Stored items from a collection

◇ ◇ ◇ ◇ ◇

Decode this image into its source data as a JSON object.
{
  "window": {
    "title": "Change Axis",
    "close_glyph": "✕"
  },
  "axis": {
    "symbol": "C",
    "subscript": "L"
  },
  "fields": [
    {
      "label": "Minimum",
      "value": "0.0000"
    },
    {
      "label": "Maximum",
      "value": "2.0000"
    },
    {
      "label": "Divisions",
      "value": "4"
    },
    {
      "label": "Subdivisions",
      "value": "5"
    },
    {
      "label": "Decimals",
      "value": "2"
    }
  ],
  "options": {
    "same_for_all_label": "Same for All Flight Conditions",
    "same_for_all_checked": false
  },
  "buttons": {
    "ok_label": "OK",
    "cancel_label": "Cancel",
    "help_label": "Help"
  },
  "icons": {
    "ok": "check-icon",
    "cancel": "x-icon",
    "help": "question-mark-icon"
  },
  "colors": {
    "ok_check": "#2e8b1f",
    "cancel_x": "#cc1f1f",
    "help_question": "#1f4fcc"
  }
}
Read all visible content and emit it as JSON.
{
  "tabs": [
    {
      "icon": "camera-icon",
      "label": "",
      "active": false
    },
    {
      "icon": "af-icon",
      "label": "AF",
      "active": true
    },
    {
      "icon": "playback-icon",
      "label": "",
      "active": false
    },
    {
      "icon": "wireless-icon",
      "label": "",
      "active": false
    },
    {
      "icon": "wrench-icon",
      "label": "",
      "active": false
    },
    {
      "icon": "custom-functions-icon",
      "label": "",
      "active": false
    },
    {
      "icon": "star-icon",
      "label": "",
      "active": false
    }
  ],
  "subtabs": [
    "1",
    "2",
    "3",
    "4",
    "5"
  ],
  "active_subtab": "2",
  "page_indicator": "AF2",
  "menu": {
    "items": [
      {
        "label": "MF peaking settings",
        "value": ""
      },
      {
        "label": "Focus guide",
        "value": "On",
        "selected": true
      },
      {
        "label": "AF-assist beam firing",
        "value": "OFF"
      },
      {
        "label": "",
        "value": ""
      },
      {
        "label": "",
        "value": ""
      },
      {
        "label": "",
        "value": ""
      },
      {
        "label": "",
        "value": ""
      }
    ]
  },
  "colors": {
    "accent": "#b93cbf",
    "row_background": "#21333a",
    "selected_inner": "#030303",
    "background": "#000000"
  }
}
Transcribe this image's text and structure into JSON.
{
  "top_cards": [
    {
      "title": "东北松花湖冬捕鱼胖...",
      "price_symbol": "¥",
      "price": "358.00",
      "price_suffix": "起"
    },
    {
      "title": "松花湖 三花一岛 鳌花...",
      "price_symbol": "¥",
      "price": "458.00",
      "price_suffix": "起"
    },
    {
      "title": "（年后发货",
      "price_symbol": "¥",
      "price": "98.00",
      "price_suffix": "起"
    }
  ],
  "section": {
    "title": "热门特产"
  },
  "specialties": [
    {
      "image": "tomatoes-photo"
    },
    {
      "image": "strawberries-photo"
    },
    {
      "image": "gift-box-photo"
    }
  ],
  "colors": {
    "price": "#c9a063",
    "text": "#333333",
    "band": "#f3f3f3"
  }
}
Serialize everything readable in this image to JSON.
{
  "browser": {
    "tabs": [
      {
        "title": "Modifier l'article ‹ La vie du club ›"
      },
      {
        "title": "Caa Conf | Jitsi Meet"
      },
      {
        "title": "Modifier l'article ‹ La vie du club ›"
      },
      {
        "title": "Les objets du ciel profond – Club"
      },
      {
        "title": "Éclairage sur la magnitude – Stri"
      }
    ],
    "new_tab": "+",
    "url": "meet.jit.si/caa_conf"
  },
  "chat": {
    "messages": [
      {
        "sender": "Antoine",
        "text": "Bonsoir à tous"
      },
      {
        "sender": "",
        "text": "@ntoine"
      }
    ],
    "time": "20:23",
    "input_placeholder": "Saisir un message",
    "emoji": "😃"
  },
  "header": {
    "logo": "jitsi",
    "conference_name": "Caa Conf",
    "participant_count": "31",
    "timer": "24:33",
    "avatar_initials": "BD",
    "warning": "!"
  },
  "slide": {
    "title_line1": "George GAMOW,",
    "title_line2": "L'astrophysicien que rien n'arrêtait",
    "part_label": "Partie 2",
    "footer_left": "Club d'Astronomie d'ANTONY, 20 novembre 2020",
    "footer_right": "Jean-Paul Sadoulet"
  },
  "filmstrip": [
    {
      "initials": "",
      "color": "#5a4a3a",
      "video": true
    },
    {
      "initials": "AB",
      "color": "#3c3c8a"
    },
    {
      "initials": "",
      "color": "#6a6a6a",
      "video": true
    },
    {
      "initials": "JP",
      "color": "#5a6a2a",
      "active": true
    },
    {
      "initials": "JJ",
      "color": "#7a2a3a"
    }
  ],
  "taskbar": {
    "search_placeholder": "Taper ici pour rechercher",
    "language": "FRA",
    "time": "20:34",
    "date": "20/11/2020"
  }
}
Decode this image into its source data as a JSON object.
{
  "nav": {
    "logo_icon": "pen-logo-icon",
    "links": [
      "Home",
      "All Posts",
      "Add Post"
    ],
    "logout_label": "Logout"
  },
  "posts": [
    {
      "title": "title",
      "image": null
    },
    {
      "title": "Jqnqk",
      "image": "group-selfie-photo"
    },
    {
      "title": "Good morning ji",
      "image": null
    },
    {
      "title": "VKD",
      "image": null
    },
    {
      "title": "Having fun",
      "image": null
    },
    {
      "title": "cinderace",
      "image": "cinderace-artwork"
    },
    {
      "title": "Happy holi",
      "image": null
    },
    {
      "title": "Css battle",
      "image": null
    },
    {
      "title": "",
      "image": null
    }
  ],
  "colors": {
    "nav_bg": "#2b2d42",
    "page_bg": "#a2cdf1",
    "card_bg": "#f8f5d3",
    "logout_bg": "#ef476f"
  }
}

◇ ◇ ◇ ◇ ◇

_Exercise prompt_: Search the data for "JSON". Copy every line that has it.

_Task output_:
Decode this image into its source data as a JSON object.
Read all visible content and emit it as JSON.
Transcribe this image's text and structure into JSON.
Serialize everything readable in this image to JSON.
Decode this image into its source data as a JSON object.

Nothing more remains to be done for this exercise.